Work instructions => Every record below should be printed exactly as it appears.

Data rows =>
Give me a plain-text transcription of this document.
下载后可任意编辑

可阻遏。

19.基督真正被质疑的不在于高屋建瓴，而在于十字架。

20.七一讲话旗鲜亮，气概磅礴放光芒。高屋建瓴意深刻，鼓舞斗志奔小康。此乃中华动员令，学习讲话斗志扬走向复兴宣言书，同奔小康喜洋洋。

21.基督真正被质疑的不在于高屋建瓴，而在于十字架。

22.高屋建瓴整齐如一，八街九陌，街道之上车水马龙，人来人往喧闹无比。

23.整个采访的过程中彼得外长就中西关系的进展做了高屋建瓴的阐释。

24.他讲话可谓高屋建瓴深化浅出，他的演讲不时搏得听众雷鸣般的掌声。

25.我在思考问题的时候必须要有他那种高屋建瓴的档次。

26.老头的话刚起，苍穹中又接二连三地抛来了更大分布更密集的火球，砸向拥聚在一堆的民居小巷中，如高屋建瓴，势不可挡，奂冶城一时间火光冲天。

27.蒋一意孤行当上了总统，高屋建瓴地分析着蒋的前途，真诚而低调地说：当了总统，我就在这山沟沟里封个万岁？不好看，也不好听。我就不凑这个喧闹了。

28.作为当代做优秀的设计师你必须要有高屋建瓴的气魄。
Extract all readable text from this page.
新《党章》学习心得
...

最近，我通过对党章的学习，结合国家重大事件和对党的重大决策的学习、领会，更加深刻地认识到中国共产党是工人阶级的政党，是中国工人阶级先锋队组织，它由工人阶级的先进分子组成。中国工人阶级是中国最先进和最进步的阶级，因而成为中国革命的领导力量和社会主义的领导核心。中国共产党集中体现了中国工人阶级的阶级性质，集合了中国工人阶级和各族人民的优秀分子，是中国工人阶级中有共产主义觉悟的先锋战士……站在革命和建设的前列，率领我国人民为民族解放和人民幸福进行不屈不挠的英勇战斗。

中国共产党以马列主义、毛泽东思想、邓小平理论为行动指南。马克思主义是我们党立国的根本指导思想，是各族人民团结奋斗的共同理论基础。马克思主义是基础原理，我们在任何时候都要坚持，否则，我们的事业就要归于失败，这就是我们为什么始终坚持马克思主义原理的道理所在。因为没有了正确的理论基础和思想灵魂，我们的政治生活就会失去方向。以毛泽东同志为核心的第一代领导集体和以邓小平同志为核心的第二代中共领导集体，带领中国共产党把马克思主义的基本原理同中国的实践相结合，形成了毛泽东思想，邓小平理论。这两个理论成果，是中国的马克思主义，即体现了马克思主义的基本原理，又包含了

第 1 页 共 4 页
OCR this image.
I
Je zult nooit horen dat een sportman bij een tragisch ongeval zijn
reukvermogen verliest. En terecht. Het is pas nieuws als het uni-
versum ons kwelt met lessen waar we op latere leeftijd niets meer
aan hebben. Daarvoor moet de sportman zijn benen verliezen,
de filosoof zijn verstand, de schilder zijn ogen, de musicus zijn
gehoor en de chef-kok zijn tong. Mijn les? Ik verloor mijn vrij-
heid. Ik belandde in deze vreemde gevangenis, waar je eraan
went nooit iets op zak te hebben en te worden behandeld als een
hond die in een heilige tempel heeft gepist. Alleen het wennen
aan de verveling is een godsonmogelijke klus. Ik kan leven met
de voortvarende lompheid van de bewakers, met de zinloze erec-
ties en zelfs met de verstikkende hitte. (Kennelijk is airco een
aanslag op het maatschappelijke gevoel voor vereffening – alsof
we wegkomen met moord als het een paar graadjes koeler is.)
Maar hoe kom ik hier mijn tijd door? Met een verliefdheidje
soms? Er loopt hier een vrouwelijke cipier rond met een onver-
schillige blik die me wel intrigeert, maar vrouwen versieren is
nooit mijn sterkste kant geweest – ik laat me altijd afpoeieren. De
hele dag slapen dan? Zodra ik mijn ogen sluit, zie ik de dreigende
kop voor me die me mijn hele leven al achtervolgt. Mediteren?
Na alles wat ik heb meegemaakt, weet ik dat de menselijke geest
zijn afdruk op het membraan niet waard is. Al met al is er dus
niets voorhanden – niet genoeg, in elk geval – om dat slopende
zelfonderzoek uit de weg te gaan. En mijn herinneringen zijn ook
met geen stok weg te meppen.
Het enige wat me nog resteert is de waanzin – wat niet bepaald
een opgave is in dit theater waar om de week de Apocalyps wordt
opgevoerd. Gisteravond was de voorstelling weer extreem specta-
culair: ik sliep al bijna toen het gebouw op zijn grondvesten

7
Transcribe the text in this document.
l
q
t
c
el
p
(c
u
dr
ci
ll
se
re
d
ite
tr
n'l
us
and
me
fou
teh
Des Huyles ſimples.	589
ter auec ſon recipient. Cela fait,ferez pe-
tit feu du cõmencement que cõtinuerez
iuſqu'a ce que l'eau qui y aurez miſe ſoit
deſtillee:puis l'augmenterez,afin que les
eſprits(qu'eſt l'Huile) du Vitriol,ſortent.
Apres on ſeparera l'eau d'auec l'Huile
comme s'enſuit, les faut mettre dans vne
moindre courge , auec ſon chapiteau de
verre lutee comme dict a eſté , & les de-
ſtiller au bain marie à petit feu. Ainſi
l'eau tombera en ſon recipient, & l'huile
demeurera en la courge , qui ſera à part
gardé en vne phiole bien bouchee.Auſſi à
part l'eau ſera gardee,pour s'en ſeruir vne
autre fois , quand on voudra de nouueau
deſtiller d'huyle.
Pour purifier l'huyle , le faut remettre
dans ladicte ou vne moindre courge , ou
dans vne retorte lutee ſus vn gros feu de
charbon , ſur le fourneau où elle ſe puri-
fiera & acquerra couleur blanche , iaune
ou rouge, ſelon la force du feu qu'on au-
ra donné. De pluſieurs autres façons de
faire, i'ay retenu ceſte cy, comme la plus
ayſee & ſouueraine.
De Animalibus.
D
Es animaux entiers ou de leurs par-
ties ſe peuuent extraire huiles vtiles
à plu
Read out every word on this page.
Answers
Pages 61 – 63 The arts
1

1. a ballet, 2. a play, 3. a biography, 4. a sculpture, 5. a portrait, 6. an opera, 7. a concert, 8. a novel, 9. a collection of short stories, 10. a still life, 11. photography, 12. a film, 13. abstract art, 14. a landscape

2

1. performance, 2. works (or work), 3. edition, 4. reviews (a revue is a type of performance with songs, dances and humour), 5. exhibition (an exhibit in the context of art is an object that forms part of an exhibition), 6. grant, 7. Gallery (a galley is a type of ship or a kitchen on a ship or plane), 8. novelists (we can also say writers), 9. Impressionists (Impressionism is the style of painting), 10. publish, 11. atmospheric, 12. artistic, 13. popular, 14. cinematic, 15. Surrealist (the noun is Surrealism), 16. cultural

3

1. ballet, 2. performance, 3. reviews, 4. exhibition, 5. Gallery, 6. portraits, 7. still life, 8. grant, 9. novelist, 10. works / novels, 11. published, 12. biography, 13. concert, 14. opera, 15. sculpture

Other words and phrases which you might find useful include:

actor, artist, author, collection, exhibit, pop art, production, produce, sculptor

Written response =>
Give me a plain-text transcription of this document.
下载后可任意编辑

可阻遏。

19.基督真正被质疑的不在于高屋建瓴，而在于十字架。

20.七一讲话旗鲜亮，气概磅礴放光芒。高屋建瓴意深刻，鼓舞斗志奔小康。此乃中华动员令，学习讲话斗志扬走向复兴宣言书，同奔小康喜洋洋。

21.基督真正被质疑的不在于高屋建瓴，而在于十字架。

22.高屋建瓴整齐如一，八街九陌，街道之上车水马龙，人来人往喧闹无比。

23.整个采访的过程中彼得外长就中西关系的进展做了高屋建瓴的阐释。

24.他讲话可谓高屋建瓴深化浅出，他的演讲不时搏得听众雷鸣般的掌声。

25.我在思考问题的时候必须要有他那种高屋建瓴的档次。

26.老头的话刚起，苍穹中又接二连三地抛来了更大分布更密集的火球，砸向拥聚在一堆的民居小巷中，如高屋建瓴，势不可挡，奂冶城一时间火光冲天。

27.蒋一意孤行当上了总统，高屋建瓴地分析着蒋的前途，真诚而低调地说：当了总统，我就在这山沟沟里封个万岁？不好看，也不好听。我就不凑这个喧闹了。

28.作为当代做优秀的设计师你必须要有高屋建瓴的气魄。
Extract all readable text from this page.
新《党章》学习心得
...

最近，我通过对党章的学习，结合国家重大事件和对党的重大决策的学习、领会，更加深刻地认识到中国共产党是工人阶级的政党，是中国工人阶级先锋队组织，它由工人阶级的先进分子组成。中国工人阶级是中国最先进和最进步的阶级，因而成为中国革命的领导力量和社会主义的领导核心。中国共产党集中体现了中国工人阶级的阶级性质，集合了中国工人阶级和各族人民的优秀分子，是中国工人阶级中有共产主义觉悟的先锋战士……站在革命和建设的前列，率领我国人民为民族解放和人民幸福进行不屈不挠的英勇战斗。

中国共产党以马列主义、毛泽东思想、邓小平理论为行动指南。马克思主义是我们党立国的根本指导思想，是各族人民团结奋斗的共同理论基础。马克思主义是基础原理，我们在任何时候都要坚持，否则，我们的事业就要归于失败，这就是我们为什么始终坚持马克思主义原理的道理所在。因为没有了正确的理论基础和思想灵魂，我们的政治生活就会失去方向。以毛泽东同志为核心的第一代领导集体和以邓小平同志为核心的第二代中共领导集体，带领中国共产党把马克思主义的基本原理同中国的实践相结合，形成了毛泽东思想，邓小平理论。这两个理论成果，是中国的马克思主义，即体现了马克思主义的基本原理，又包含了

第 1 页 共 4 页
OCR this image.
I
Je zult nooit horen dat een sportman bij een tragisch ongeval zijn
reukvermogen verliest. En terecht. Het is pas nieuws als het uni-
versum ons kwelt met lessen waar we op latere leeftijd niets meer
aan hebben. Daarvoor moet de sportman zijn benen verliezen,
de filosoof zijn verstand, de schilder zijn ogen, de musicus zijn
gehoor en de chef-kok zijn tong. Mijn les? Ik verloor mijn vrij-
heid. Ik belandde in deze vreemde gevangenis, waar je eraan
went nooit iets op zak te hebben en te worden behandeld als een
hond die in een heilige tempel heeft gepist. Alleen het wennen
aan de verveling is een godsonmogelijke klus. Ik kan leven met
de voortvarende lompheid van de bewakers, met de zinloze erec-
ties en zelfs met de verstikkende hitte. (Kennelijk is airco een
aanslag op het maatschappelijke gevoel voor vereffening – alsof
we wegkomen met moord als het een paar graadjes koeler is.)
Maar hoe kom ik hier mijn tijd door? Met een verliefdheidje
soms? Er loopt hier een vrouwelijke cipier rond met een onver-
schillige blik die me wel intrigeert, maar vrouwen versieren is
nooit mijn sterkste kant geweest – ik laat me altijd afpoeieren. De
hele dag slapen dan? Zodra ik mijn ogen sluit, zie ik de dreigende
kop voor me die me mijn hele leven al achtervolgt. Mediteren?
Na alles wat ik heb meegemaakt, weet ik dat de menselijke geest
zijn afdruk op het membraan niet waard is. Al met al is er dus
niets voorhanden – niet genoeg, in elk geval – om dat slopende
zelfonderzoek uit de weg te gaan. En mijn herinneringen zijn ook
met geen stok weg te meppen.
Het enige wat me nog resteert is de waanzin – wat niet bepaald
een opgave is in dit theater waar om de week de Apocalyps wordt
opgevoerd. Gisteravond was de voorstelling weer extreem specta-
culair: ik sliep al bijna toen het gebouw op zijn grondvesten

7
Transcribe the text in this document.
l
q
t
c
el
p
(c
u
dr
ci
ll
se
re
d
ite
tr
n'l
us
and
me
fou
teh
Des Huyles ſimples.	589
ter auec ſon recipient. Cela fait,ferez pe-
tit feu du cõmencement que cõtinuerez
iuſqu'a ce que l'eau qui y aurez miſe ſoit
deſtillee:puis l'augmenterez,afin que les
eſprits(qu'eſt l'Huile) du Vitriol,ſortent.
Apres on ſeparera l'eau d'auec l'Huile
comme s'enſuit, les faut mettre dans vne
moindre courge , auec ſon chapiteau de
verre lutee comme dict a eſté , & les de-
ſtiller au bain marie à petit feu. Ainſi
l'eau tombera en ſon recipient, & l'huile
demeurera en la courge , qui ſera à part
gardé en vne phiole bien bouchee.Auſſi à
part l'eau ſera gardee,pour s'en ſeruir vne
autre fois , quand on voudra de nouueau
deſtiller d'huyle.
Pour purifier l'huyle , le faut remettre
dans ladicte ou vne moindre courge , ou
dans vne retorte lutee ſus vn gros feu de
charbon , ſur le fourneau où elle ſe puri-
fiera & acquerra couleur blanche , iaune
ou rouge, ſelon la force du feu qu'on au-
ra donné. De pluſieurs autres façons de
faire, i'ay retenu ceſte cy, comme la plus
ayſee & ſouueraine.
De Animalibus.
D
Es animaux entiers ou de leurs par-
ties ſe peuuent extraire huiles vtiles
à plu
Read out every word on this page.
Answers
Pages 61 – 63 The arts
1

1. a ballet, 2. a play, 3. a biography, 4. a sculpture, 5. a portrait, 6. an opera, 7. a concert, 8. a novel, 9. a collection of short stories, 10. a still life, 11. photography, 12. a film, 13. abstract art, 14. a landscape

2

1. performance, 2. works (or work), 3. edition, 4. reviews (a revue is a type of performance with songs, dances and humour), 5. exhibition (an exhibit in the context of art is an object that forms part of an exhibition), 6. grant, 7. Gallery (a galley is a type of ship or a kitchen on a ship or plane), 8. novelists (we can also say writers), 9. Impressionists (Impressionism is the style of painting), 10. publish, 11. atmospheric, 12. artistic, 13. popular, 14. cinematic, 15. Surrealist (the noun is Surrealism), 16. cultural

3

1. ballet, 2. performance, 3. reviews, 4. exhibition, 5. Gallery, 6. portraits, 7. still life, 8. grant, 9. novelist, 10. works / novels, 11. published, 12. biography, 13. concert, 14. opera, 15. sculpture

Other words and phrases which you might find useful include:

actor, artist, author, collection, exhibit, pop art, production, produce, sculptor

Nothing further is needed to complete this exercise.